>> Start

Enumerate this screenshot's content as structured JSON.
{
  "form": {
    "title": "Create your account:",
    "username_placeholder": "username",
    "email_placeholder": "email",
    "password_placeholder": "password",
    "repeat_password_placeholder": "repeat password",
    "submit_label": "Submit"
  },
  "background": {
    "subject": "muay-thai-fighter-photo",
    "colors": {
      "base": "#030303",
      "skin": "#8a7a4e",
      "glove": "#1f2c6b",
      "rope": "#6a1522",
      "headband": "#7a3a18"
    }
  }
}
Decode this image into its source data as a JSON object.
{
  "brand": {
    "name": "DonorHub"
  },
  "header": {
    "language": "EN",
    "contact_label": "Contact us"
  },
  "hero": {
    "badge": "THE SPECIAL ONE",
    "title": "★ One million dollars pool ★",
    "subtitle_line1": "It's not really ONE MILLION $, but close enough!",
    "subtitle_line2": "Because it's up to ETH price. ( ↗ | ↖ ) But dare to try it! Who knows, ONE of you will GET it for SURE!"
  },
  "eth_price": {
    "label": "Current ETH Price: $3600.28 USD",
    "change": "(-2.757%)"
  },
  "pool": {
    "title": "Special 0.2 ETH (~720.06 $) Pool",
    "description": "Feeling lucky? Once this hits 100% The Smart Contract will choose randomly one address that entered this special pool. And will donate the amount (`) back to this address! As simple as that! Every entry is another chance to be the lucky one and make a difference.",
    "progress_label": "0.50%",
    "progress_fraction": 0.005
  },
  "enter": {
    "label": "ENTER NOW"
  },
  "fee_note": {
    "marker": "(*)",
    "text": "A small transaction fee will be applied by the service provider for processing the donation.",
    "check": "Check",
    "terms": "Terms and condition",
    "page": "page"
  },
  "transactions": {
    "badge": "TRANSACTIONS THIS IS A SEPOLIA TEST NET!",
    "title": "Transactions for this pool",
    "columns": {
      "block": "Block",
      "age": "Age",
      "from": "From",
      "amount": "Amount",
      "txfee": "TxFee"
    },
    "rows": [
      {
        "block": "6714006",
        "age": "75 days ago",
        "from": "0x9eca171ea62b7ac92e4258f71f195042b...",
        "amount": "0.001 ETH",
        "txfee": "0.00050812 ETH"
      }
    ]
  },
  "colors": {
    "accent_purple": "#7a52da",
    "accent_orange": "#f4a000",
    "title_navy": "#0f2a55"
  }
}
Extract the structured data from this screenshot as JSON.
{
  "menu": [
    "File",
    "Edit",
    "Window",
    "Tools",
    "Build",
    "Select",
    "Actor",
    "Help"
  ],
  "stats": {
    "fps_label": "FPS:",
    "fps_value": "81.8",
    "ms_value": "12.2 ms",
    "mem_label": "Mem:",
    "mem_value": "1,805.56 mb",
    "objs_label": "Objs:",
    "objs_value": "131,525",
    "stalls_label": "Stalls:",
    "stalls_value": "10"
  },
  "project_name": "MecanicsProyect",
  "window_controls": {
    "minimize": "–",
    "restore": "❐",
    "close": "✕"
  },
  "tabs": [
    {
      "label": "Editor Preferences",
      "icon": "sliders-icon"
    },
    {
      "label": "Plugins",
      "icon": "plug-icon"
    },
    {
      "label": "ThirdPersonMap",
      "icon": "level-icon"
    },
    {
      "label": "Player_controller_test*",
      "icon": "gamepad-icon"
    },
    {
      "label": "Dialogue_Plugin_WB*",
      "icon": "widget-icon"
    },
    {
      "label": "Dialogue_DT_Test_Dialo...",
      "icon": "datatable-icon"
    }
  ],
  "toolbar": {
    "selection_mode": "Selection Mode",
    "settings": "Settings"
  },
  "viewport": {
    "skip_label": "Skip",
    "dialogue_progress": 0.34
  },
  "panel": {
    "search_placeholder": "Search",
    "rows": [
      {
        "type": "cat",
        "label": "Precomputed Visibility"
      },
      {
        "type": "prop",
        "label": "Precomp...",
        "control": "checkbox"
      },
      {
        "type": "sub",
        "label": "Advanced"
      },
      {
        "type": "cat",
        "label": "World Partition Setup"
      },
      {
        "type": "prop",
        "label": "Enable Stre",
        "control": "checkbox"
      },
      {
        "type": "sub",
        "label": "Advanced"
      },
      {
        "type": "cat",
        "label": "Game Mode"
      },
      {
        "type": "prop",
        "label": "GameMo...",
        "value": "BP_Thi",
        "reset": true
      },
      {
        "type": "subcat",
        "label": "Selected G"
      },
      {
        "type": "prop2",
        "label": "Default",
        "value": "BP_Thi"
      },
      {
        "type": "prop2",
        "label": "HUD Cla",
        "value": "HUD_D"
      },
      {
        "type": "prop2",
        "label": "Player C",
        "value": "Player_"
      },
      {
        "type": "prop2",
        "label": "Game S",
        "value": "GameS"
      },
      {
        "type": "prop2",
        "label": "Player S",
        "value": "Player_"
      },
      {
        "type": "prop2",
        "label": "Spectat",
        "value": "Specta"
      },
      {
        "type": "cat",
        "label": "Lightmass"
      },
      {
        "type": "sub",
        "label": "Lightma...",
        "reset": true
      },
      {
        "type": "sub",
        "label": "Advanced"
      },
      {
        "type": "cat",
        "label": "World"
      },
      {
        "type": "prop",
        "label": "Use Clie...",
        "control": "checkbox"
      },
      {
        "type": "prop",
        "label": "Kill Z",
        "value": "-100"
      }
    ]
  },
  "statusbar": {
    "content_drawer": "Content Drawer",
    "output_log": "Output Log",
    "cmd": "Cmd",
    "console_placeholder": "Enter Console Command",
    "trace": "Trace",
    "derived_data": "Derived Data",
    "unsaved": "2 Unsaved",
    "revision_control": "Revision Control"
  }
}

>> End

» **Job**:
Write out all of the records above exactly as they appear.

» **Result**:
Enumerate this screenshot's content as structured JSON.
{
  "form": {
    "title": "Create your account:",
    "username_placeholder": "username",
    "email_placeholder": "email",
    "password_placeholder": "password",
    "repeat_password_placeholder": "repeat password",
    "submit_label": "Submit"
  },
  "background": {
    "subject": "muay-thai-fighter-photo",
    "colors": {
      "base": "#030303",
      "skin": "#8a7a4e",
      "glove": "#1f2c6b",
      "rope": "#6a1522",
      "headband": "#7a3a18"
    }
  }
}
Decode this image into its source data as a JSON object.
{
  "brand": {
    "name": "DonorHub"
  },
  "header": {
    "language": "EN",
    "contact_label": "Contact us"
  },
  "hero": {
    "badge": "THE SPECIAL ONE",
    "title": "★ One million dollars pool ★",
    "subtitle_line1": "It's not really ONE MILLION $, but close enough!",
    "subtitle_line2": "Because it's up to ETH price. ( ↗ | ↖ ) But dare to try it! Who knows, ONE of you will GET it for SURE!"
  },
  "eth_price": {
    "label": "Current ETH Price: $3600.28 USD",
    "change": "(-2.757%)"
  },
  "pool": {
    "title": "Special 0.2 ETH (~720.06 $) Pool",
    "description": "Feeling lucky? Once this hits 100% The Smart Contract will choose randomly one address that entered this special pool. And will donate the amount (`) back to this address! As simple as that! Every entry is another chance to be the lucky one and make a difference.",
    "progress_label": "0.50%",
    "progress_fraction": 0.005
  },
  "enter": {
    "label": "ENTER NOW"
  },
  "fee_note": {
    "marker": "(*)",
    "text": "A small transaction fee will be applied by the service provider for processing the donation.",
    "check": "Check",
    "terms": "Terms and condition",
    "page": "page"
  },
  "transactions": {
    "badge": "TRANSACTIONS THIS IS A SEPOLIA TEST NET!",
    "title": "Transactions for this pool",
    "columns": {
      "block": "Block",
      "age": "Age",
      "from": "From",
      "amount": "Amount",
      "txfee": "TxFee"
    },
    "rows": [
      {
        "block": "6714006",
        "age": "75 days ago",
        "from": "0x9eca171ea62b7ac92e4258f71f195042b...",
        "amount": "0.001 ETH",
        "txfee": "0.00050812 ETH"
      }
    ]
  },
  "colors": {
    "accent_purple": "#7a52da",
    "accent_orange": "#f4a000",
    "title_navy": "#0f2a55"
  }
}
Extract the structured data from this screenshot as JSON.
{
  "menu": [
    "File",
    "Edit",
    "Window",
    "Tools",
    "Build",
    "Select",
    "Actor",
    "Help"
  ],
  "stats": {
    "fps_label": "FPS:",
    "fps_value": "81.8",
    "ms_value": "12.2 ms",
    "mem_label": "Mem:",
    "mem_value": "1,805.56 mb",
    "objs_label": "Objs:",
    "objs_value": "131,525",
    "stalls_label": "Stalls:",
    "stalls_value": "10"
  },
  "project_name": "MecanicsProyect",
  "window_controls": {
    "minimize": "–",
    "restore": "❐",
    "close": "✕"
  },
  "tabs": [
    {
      "label": "Editor Preferences",
      "icon": "sliders-icon"
    },
    {
      "label": "Plugins",
      "icon": "plug-icon"
    },
    {
      "label": "ThirdPersonMap",
      "icon": "level-icon"
    },
    {
      "label": "Player_controller_test*",
      "icon": "gamepad-icon"
    },
    {
      "label": "Dialogue_Plugin_WB*",
      "icon": "widget-icon"
    },
    {
      "label": "Dialogue_DT_Test_Dialo...",
      "icon": "datatable-icon"
    }
  ],
  "toolbar": {
    "selection_mode": "Selection Mode",
    "settings": "Settings"
  },
  "viewport": {
    "skip_label": "Skip",
    "dialogue_progress": 0.34
  },
  "panel": {
    "search_placeholder": "Search",
    "rows": [
      {
        "type": "cat",
        "label": "Precomputed Visibility"
      },
      {
        "type": "prop",
        "label": "Precomp...",
        "control": "checkbox"
      },
      {
        "type": "sub",
        "label": "Advanced"
      },
      {
        "type": "cat",
        "label": "World Partition Setup"
      },
      {
        "type": "prop",
        "label": "Enable Stre",
        "control": "checkbox"
      },
      {
        "type": "sub",
        "label": "Advanced"
      },
      {
        "type": "cat",
        "label": "Game Mode"
      },
      {
        "type": "prop",
        "label": "GameMo...",
        "value": "BP_Thi",
        "reset": true
      },
      {
        "type": "subcat",
        "label": "Selected G"
      },
      {
        "type": "prop2",
        "label": "Default",
        "value": "BP_Thi"
      },
      {
        "type": "prop2",
        "label": "HUD Cla",
        "value": "HUD_D"
      },
      {
        "type": "prop2",
        "label": "Player C",
        "value": "Player_"
      },
      {
        "type": "prop2",
        "label": "Game S",
        "value": "GameS"
      },
      {
        "type": "prop2",
        "label": "Player S",
        "value": "Player_"
      },
      {
        "type": "prop2",
        "label": "Spectat",
        "value": "Specta"
      },
      {
        "type": "cat",
        "label": "Lightmass"
      },
      {
        "type": "sub",
        "label": "Lightma...",
        "reset": true
      },
      {
        "type": "sub",
        "label": "Advanced"
      },
      {
        "type": "cat",
        "label": "World"
      },
      {
        "type": "prop",
        "label": "Use Clie...",
        "control": "checkbox"
      },
      {
        "type": "prop",
        "label": "Kill Z",
        "value": "-100"
      }
    ]
  },
  "statusbar": {
    "content_drawer": "Content Drawer",
    "output_log": "Output Log",
    "cmd": "Cmd",
    "console_placeholder": "Enter Console Command",
    "trace": "Trace",
    "derived_data": "Derived Data",
    "unsaved": "2 Unsaved",
    "revision_control": "Revision Control"
  }
}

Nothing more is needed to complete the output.